→ THE EXERCISE
Give the number of lines in this listing that contain the word "pageSize", and nothing else.

→ DATA FOR THIS TASK

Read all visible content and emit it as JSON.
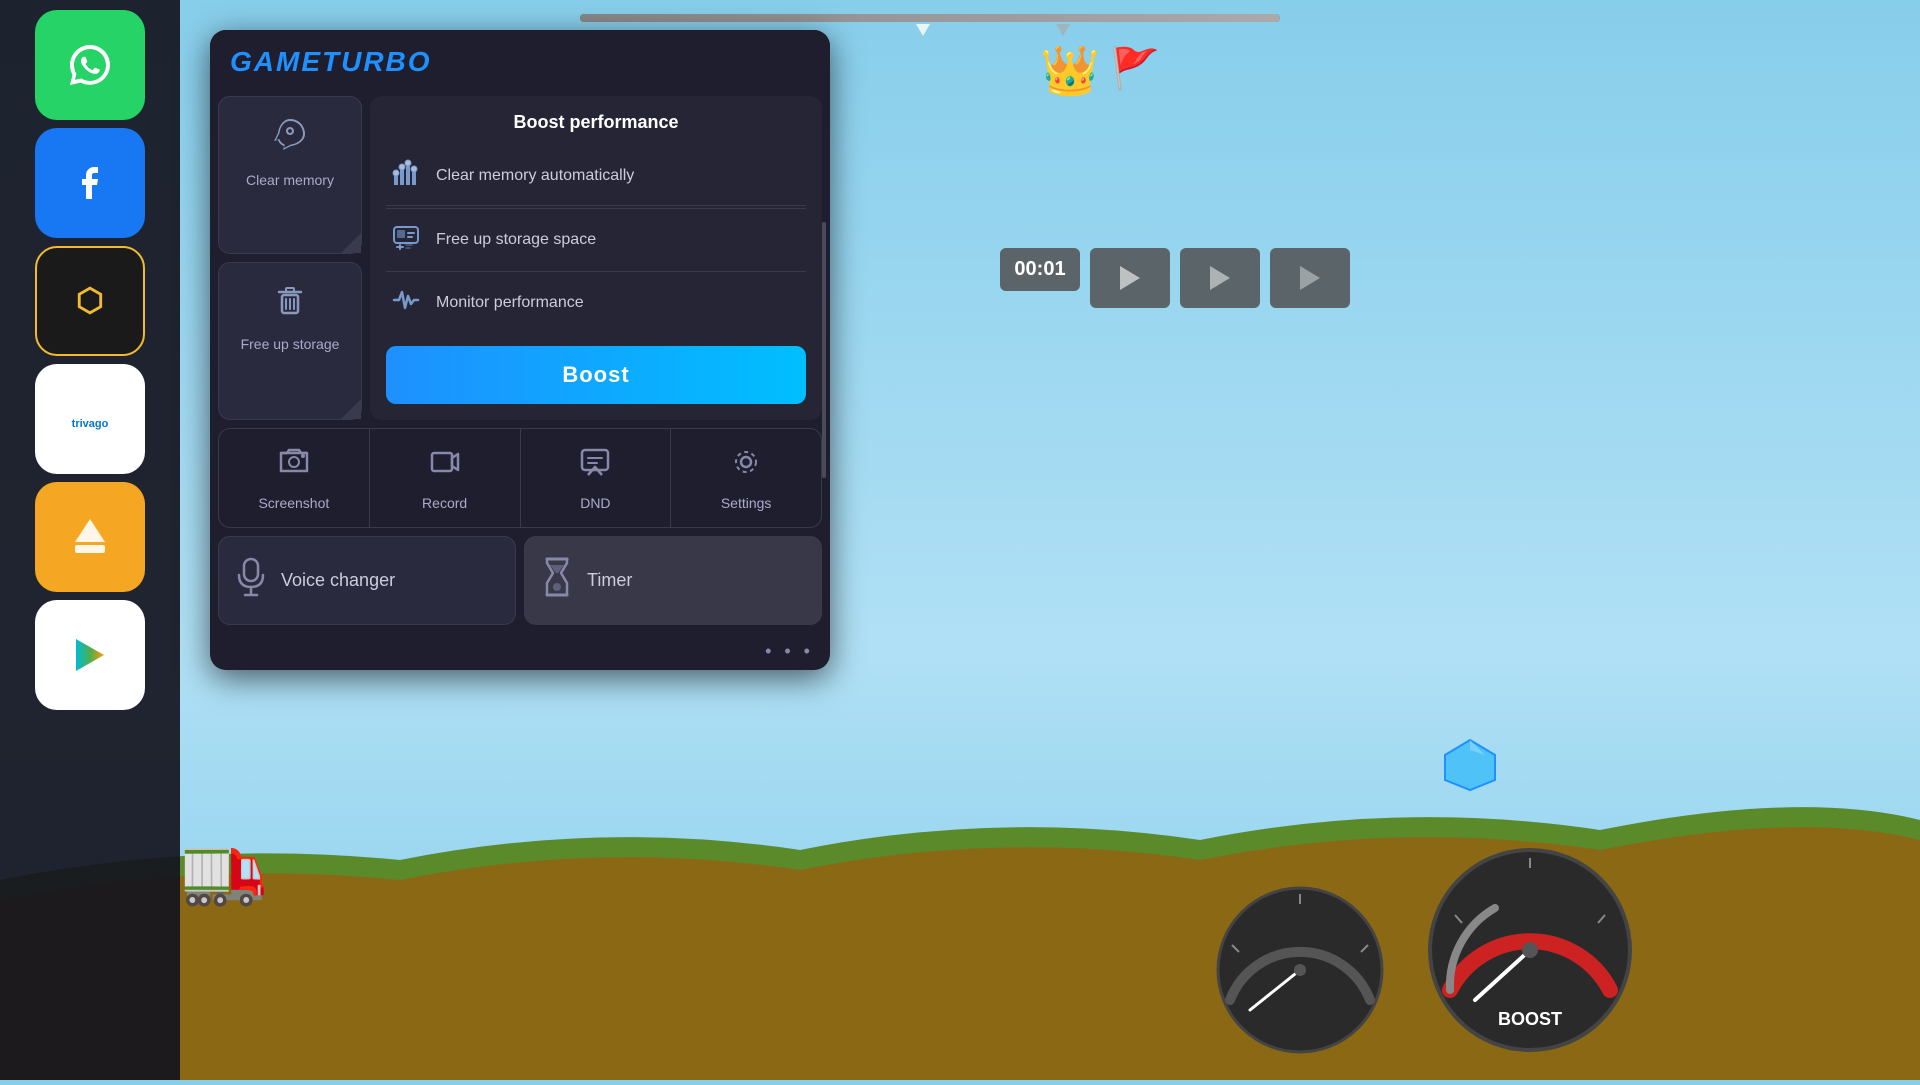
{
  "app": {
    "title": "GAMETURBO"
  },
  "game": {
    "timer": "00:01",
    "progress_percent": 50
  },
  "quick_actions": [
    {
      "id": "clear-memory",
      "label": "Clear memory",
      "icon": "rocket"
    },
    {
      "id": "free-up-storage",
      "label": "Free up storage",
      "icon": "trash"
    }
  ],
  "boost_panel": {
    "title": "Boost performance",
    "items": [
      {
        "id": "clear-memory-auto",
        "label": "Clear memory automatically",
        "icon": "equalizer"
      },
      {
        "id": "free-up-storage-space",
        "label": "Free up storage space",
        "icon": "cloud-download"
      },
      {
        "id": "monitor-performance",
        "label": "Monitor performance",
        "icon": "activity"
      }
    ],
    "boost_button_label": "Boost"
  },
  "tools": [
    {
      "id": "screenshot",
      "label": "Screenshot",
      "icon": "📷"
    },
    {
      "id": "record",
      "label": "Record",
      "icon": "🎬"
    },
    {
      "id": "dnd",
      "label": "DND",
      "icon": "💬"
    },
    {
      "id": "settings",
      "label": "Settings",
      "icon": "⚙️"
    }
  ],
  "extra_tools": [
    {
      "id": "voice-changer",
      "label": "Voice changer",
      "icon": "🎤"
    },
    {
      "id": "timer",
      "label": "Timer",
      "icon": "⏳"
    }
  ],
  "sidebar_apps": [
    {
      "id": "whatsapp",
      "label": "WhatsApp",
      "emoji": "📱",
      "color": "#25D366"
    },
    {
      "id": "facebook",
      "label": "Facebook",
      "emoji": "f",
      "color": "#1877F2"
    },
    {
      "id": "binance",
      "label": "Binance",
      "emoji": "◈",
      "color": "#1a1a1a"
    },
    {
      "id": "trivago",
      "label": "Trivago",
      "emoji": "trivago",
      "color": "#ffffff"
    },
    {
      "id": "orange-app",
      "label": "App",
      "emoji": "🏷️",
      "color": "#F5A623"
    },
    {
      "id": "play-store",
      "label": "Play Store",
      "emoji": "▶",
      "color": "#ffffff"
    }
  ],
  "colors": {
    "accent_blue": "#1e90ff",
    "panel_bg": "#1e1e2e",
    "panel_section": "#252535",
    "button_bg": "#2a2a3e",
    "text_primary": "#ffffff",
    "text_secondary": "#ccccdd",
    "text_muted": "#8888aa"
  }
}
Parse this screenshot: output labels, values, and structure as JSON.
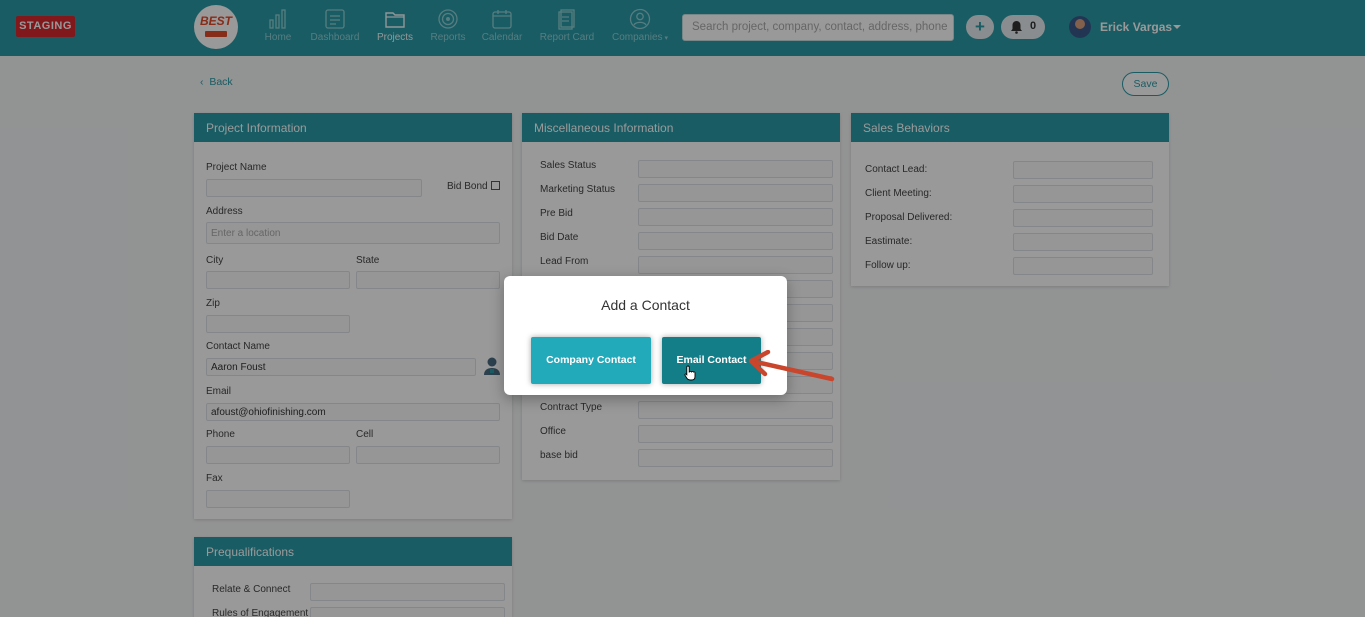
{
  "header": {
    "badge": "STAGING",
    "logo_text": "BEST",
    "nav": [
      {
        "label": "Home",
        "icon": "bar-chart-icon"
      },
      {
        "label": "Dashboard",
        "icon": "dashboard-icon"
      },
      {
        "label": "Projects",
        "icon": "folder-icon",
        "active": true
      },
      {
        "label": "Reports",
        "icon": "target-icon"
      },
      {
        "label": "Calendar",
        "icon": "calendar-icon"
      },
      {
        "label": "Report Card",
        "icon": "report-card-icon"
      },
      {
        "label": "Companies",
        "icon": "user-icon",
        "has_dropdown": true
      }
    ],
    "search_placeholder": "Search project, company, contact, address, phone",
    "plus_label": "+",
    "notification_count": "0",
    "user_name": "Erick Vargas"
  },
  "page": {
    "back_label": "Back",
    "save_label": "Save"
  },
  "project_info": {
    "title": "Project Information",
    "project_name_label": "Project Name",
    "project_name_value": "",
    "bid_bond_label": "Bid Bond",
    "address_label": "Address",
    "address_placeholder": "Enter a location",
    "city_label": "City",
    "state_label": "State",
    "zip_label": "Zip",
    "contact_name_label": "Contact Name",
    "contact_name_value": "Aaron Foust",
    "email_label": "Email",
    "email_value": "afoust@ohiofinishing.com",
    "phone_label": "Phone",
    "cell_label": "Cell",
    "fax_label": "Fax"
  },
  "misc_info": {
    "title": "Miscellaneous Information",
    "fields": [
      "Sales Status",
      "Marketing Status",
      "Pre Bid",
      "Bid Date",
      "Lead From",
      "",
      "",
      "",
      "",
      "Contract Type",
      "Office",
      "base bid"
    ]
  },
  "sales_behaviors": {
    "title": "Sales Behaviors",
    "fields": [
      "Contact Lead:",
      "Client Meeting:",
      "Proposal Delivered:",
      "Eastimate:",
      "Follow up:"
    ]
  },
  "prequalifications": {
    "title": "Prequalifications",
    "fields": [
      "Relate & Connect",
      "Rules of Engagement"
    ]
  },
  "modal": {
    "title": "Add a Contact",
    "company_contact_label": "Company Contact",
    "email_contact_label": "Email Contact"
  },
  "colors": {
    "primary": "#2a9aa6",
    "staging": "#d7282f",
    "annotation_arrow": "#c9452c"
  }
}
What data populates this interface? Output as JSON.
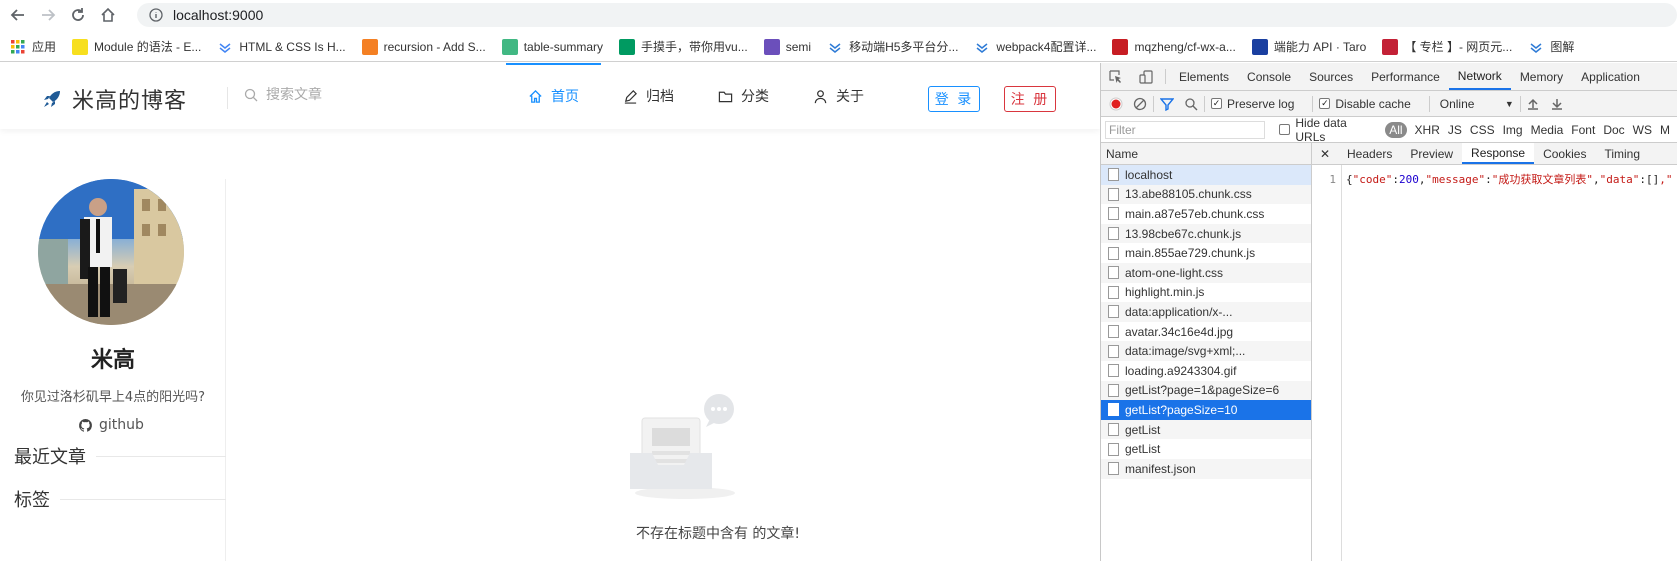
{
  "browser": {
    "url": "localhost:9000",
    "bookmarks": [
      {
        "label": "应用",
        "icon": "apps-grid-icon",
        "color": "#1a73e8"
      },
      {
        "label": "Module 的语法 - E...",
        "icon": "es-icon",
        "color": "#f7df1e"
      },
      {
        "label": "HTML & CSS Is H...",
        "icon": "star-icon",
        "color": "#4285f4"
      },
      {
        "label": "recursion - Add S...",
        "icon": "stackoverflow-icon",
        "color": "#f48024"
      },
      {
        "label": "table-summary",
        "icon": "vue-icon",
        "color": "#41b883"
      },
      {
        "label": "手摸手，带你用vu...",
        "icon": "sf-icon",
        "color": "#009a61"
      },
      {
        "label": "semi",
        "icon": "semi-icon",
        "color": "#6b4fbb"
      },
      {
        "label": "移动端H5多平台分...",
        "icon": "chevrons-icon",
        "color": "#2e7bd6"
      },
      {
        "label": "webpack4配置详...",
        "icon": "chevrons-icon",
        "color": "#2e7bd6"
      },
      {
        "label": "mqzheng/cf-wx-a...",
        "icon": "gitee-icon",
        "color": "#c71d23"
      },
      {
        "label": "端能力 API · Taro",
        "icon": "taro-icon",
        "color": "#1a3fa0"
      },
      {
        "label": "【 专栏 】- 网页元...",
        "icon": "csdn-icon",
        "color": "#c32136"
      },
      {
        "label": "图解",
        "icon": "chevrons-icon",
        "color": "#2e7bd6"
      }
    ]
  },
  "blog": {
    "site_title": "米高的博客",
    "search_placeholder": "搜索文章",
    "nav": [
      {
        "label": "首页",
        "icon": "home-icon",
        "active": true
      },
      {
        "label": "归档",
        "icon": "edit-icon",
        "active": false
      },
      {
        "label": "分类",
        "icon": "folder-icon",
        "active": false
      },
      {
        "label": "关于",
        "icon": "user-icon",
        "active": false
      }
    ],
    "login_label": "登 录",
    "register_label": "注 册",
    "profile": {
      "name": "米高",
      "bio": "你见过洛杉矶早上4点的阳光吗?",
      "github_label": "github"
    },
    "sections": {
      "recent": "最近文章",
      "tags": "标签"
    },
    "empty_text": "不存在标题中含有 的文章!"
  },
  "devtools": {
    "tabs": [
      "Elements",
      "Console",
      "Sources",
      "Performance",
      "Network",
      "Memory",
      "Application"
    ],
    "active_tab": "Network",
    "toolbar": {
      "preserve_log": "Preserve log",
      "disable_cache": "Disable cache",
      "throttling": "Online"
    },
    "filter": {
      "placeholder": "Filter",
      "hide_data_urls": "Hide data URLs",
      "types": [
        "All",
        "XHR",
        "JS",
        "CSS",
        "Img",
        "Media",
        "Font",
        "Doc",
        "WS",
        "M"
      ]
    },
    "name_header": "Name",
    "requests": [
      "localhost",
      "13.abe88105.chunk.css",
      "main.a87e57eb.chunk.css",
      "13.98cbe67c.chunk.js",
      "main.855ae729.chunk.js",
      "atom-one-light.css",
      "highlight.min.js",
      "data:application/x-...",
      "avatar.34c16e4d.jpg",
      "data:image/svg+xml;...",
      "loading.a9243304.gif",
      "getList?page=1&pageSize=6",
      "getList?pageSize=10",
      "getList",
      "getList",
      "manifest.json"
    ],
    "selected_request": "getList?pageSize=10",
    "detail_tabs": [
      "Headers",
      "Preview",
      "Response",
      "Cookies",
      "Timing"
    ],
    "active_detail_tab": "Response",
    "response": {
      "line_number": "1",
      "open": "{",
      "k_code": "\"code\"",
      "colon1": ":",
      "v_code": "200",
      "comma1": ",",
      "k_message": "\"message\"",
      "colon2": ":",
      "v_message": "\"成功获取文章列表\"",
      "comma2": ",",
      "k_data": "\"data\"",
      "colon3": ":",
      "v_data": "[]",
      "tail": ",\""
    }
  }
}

→ RESPONSE TO THIS TASK
3